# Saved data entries

***

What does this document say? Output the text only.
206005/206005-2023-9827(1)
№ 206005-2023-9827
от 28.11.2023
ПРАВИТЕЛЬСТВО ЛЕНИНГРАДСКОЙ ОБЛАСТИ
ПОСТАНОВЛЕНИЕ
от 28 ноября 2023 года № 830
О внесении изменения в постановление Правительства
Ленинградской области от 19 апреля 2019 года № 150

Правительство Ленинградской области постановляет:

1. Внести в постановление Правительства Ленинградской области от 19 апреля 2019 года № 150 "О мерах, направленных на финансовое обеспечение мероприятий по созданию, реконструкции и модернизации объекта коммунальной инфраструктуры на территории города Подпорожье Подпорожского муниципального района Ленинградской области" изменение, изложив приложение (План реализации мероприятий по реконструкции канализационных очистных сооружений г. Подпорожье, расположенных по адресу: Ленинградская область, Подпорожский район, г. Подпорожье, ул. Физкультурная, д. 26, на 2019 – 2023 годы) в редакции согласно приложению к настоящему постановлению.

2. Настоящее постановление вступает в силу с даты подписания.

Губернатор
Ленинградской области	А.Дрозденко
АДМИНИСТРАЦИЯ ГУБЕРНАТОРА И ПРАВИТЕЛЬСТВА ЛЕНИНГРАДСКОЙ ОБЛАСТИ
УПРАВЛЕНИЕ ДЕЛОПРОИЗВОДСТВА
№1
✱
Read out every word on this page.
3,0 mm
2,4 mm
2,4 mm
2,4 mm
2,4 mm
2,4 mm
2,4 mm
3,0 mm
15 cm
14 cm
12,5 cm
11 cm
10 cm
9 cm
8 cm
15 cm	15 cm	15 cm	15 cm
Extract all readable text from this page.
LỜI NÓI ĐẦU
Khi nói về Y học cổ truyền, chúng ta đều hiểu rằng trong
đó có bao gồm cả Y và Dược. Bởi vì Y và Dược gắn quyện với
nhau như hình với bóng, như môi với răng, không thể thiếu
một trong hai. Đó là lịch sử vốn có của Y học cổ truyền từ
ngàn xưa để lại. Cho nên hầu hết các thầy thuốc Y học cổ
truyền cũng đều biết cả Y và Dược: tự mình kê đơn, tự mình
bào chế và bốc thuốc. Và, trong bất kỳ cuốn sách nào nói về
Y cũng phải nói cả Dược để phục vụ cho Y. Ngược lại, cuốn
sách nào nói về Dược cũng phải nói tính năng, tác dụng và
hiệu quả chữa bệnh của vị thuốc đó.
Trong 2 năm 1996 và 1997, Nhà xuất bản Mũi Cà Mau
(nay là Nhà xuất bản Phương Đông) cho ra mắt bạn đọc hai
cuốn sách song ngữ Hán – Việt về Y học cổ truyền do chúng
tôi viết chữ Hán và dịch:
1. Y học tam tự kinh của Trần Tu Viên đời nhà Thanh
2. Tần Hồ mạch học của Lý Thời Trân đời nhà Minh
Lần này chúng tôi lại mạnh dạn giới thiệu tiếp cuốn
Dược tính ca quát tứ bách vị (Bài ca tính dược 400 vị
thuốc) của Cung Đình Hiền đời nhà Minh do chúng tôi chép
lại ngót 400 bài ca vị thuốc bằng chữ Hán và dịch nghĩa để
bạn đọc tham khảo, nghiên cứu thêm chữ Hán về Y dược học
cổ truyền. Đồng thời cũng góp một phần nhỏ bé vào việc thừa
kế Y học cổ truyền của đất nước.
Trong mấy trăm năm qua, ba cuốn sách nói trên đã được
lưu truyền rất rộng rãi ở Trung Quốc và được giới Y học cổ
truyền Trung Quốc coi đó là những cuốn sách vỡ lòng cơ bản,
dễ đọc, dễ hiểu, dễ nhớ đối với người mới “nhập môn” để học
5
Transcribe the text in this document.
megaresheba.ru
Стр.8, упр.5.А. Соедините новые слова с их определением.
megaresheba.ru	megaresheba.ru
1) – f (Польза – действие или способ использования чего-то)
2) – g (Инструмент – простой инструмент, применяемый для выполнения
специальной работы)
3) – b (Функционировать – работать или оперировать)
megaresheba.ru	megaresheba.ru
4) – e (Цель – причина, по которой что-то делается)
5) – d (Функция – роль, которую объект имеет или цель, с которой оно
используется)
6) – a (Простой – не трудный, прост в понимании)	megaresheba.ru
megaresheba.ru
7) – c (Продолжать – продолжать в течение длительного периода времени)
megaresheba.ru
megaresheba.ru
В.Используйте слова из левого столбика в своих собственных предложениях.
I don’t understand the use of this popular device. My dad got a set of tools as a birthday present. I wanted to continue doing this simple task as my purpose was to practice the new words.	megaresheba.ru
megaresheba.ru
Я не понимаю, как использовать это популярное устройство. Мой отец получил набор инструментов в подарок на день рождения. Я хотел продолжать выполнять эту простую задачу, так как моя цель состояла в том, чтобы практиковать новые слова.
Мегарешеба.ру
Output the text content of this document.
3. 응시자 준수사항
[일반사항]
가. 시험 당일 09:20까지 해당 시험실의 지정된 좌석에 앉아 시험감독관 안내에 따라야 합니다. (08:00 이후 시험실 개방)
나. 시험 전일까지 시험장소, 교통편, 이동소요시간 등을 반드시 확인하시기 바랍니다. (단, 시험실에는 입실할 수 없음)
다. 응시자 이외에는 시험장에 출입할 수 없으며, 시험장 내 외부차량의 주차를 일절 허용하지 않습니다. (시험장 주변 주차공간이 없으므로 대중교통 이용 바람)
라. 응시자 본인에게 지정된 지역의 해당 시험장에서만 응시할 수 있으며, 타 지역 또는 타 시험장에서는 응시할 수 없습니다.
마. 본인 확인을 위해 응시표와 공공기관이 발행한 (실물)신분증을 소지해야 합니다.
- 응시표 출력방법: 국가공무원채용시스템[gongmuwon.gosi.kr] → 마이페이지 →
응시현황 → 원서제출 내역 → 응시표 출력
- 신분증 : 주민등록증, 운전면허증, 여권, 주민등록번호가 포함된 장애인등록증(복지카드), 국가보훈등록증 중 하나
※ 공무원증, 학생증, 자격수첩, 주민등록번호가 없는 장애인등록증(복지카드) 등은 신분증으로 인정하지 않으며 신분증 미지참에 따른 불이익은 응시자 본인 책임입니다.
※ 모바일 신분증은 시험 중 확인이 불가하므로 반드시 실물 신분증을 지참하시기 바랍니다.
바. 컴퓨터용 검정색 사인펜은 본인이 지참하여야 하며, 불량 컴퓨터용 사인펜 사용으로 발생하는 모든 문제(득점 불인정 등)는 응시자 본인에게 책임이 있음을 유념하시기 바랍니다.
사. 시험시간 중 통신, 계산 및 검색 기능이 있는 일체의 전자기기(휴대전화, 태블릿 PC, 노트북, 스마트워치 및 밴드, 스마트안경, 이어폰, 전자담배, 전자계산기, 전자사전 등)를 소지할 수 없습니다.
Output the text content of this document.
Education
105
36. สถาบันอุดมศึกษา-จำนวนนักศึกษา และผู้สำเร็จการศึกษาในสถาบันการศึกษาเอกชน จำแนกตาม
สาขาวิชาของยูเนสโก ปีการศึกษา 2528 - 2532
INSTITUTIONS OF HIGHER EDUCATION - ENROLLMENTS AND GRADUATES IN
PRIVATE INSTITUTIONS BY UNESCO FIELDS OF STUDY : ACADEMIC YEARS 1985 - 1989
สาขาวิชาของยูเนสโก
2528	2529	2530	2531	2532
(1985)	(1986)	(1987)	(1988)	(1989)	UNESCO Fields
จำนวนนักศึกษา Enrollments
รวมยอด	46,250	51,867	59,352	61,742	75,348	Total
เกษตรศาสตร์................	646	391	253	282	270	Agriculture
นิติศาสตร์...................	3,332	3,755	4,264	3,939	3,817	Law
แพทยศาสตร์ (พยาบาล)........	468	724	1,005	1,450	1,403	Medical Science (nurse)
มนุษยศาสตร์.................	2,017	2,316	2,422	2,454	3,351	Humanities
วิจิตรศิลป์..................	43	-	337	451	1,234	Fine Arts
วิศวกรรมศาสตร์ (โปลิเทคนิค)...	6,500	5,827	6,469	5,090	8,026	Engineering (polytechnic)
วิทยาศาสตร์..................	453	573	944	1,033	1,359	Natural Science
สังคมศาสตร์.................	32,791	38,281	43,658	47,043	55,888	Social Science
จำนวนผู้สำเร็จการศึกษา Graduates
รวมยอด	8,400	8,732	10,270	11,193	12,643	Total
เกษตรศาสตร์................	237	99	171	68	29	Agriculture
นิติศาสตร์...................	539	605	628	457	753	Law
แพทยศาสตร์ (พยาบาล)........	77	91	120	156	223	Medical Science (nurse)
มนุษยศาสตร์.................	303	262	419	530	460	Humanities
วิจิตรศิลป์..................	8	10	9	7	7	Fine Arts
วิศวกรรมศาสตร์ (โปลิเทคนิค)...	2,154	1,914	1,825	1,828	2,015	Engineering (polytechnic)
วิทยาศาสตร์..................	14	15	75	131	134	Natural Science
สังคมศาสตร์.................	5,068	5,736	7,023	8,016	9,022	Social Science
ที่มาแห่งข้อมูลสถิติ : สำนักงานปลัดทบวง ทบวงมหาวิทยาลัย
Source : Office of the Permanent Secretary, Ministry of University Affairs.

***

# OBJECTIVE
Using the listing above, locate the lines that hold "없습니다" and copy each one.

# EXERCISE RESPONSE
라. 응시자 본인에게 지정된 지역의 해당 시험장에서만 응시할 수 있으며, 타 지역 또는 타 시험장에서는 응시할 수 없습니다.
사. 시험시간 중 통신, 계산 및 검색 기능이 있는 일체의 전자기기(휴대전화, 태블릿 PC, 노트북, 스마트워치 및 밴드, 스마트안경, 이어폰, 전자담배, 전자계산기, 전자사전 등)를 소지할 수 없습니다.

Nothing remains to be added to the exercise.